## Task objective
Rewrite the records from their first line up to and including the line containing "211, 120, 223]", substituting "image" for "screenshot" and leaving everything else unchanged.

## Data for this exercise
◇ ◇ ◇ ◇ ◇
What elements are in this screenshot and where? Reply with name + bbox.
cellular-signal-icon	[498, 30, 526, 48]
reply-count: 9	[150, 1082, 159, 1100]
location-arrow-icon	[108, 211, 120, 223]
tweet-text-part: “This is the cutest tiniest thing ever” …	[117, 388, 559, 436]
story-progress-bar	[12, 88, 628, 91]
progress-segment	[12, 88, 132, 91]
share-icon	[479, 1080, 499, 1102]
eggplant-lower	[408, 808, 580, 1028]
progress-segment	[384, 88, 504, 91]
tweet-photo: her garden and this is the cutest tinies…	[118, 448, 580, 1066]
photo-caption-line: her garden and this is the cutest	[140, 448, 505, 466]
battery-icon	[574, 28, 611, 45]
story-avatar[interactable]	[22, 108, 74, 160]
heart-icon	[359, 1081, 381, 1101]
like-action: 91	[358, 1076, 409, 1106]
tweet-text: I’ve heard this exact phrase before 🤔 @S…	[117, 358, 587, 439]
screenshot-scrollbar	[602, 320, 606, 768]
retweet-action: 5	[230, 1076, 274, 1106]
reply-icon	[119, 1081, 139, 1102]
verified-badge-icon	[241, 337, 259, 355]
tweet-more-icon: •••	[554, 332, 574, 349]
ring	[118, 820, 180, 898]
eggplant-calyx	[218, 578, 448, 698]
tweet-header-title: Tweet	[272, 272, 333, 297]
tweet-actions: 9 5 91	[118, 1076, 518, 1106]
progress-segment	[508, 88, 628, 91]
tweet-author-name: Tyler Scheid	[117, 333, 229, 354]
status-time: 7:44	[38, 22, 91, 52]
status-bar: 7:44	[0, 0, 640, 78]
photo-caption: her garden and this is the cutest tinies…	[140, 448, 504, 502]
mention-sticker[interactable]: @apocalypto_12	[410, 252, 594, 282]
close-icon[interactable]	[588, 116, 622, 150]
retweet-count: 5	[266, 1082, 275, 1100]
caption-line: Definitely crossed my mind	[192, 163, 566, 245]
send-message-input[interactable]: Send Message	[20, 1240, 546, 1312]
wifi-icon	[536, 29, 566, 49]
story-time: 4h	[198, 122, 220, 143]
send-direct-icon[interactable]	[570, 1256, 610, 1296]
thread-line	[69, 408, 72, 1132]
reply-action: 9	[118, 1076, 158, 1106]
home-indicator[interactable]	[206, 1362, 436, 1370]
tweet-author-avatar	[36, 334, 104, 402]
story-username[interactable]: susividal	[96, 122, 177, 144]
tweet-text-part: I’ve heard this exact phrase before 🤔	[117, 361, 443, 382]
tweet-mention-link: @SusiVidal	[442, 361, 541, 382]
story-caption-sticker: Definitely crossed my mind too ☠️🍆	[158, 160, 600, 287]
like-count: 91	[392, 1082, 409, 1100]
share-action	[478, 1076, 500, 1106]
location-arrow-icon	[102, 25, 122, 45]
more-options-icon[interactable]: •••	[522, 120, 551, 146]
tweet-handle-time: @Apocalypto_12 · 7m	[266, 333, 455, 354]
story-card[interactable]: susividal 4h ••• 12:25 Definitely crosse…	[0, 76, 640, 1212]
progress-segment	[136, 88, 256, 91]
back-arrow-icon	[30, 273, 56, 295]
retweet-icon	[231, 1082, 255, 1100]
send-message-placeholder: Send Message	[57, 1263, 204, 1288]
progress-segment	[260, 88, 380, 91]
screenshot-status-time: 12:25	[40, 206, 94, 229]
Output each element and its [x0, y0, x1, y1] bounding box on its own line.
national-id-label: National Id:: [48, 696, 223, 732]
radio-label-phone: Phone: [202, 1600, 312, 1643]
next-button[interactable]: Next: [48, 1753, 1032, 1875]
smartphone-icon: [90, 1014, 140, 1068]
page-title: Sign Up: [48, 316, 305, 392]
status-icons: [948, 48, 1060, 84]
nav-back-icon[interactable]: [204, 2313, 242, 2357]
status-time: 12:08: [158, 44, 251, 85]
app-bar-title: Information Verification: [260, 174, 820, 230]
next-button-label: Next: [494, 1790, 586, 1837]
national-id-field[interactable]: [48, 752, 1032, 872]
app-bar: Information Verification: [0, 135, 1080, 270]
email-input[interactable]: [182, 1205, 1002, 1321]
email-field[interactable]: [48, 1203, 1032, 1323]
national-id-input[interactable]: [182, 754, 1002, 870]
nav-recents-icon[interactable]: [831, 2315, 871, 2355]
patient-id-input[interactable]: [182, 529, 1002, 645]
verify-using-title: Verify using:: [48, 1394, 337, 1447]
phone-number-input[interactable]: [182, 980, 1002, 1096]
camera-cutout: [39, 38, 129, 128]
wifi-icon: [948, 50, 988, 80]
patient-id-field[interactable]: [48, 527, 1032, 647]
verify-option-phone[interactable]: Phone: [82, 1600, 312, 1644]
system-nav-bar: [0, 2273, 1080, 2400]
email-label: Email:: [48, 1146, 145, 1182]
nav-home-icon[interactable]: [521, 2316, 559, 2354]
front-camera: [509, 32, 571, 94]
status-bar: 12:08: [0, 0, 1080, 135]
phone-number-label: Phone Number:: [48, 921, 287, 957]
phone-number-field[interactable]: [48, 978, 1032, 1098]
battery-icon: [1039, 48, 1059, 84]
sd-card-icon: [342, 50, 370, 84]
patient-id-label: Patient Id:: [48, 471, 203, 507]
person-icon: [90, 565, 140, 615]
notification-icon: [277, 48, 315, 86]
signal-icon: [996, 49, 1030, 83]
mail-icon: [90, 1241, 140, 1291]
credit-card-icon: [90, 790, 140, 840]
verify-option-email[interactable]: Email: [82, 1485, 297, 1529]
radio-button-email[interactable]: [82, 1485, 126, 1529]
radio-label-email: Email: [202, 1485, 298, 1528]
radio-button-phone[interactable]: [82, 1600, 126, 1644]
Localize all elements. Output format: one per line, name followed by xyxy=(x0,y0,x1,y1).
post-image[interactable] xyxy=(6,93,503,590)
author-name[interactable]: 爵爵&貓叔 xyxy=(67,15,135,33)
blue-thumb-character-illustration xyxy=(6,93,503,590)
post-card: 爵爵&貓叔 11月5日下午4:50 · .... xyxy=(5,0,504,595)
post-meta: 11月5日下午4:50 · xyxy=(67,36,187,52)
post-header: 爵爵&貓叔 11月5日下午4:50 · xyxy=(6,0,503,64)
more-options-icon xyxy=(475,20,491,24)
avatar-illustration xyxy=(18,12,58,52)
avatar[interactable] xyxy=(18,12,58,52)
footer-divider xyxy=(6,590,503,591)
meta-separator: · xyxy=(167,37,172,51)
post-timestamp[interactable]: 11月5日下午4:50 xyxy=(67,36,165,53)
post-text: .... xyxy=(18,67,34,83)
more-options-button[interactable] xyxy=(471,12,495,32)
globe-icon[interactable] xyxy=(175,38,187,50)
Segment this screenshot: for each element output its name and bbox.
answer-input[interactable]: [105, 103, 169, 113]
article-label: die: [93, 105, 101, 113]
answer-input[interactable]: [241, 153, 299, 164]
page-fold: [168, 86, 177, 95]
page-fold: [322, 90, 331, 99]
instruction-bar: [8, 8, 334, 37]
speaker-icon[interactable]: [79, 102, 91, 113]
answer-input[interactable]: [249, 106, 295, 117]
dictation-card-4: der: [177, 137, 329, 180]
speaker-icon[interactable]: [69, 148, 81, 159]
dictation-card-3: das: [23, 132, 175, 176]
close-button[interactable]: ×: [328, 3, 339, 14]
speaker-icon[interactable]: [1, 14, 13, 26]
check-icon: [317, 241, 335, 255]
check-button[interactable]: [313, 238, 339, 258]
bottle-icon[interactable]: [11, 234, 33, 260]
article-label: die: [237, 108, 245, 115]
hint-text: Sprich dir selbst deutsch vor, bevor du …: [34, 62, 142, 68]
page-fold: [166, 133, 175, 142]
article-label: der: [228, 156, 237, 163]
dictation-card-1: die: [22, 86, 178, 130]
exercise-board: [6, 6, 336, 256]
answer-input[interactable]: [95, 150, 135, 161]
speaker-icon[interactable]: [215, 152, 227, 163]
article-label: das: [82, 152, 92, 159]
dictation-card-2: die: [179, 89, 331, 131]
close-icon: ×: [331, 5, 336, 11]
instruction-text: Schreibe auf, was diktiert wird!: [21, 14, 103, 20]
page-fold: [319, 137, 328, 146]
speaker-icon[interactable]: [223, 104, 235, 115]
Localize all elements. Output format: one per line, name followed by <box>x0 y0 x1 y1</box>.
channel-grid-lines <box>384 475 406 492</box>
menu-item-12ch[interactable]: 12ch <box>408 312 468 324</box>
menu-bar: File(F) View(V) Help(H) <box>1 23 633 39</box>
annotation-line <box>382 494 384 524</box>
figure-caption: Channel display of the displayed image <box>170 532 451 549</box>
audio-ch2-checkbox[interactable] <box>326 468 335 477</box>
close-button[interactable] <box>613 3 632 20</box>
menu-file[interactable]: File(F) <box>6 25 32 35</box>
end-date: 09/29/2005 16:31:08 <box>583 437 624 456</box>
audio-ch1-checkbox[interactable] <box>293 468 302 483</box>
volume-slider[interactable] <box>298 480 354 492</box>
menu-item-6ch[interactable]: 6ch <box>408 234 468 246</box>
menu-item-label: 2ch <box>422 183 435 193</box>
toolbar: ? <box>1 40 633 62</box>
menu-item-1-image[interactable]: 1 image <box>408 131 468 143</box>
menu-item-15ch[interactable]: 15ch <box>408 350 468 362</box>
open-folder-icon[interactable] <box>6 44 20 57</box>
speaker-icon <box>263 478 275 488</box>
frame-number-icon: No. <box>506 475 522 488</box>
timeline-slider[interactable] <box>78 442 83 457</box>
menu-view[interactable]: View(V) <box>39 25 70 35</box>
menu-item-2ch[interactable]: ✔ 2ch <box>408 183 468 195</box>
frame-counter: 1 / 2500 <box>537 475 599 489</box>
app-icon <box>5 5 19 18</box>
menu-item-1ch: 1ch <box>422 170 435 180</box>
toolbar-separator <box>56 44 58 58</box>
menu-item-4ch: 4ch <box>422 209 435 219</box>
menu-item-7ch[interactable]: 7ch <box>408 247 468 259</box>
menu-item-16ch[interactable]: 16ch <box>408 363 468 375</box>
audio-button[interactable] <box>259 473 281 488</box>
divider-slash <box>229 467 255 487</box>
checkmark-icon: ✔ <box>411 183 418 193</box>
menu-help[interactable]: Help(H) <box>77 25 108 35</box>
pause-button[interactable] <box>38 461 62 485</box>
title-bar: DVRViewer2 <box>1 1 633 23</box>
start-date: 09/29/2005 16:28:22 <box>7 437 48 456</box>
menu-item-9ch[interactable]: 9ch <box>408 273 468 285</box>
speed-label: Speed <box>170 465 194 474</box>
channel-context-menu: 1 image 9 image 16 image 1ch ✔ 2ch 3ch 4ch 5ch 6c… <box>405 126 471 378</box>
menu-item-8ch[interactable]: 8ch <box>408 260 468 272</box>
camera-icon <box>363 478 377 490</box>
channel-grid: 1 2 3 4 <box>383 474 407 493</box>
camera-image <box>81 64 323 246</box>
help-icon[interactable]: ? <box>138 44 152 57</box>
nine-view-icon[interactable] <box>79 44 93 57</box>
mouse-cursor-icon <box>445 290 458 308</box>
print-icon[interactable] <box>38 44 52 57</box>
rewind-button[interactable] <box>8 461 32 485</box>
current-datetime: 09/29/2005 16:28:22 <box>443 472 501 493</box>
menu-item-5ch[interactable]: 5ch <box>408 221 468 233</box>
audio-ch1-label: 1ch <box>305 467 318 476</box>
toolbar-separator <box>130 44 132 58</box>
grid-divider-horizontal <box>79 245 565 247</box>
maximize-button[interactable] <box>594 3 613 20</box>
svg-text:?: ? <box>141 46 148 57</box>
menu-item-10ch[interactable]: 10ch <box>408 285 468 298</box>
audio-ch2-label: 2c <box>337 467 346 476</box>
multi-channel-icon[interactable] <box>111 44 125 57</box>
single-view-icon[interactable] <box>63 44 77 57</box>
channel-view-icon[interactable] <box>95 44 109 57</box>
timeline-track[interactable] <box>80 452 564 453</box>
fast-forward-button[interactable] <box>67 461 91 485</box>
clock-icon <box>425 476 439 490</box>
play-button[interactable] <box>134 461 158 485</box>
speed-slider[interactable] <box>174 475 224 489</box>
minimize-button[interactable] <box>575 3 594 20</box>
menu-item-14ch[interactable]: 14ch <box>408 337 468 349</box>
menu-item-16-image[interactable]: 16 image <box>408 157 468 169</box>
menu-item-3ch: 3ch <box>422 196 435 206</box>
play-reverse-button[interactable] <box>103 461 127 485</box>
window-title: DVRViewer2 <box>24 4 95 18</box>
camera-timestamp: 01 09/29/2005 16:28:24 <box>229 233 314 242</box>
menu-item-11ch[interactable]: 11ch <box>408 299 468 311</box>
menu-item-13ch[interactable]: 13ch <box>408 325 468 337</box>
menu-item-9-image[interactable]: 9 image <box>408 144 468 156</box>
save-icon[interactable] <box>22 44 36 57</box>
◇ ◇ ◇ ◇ ◇
## Solution to the exercise
What elements are in this image and where? Reply with name + bbox.
cellular-signal-icon	[498, 30, 526, 48]
reply-count: 9	[150, 1082, 159, 1100]
location-arrow-icon	[108, 211, 120, 223]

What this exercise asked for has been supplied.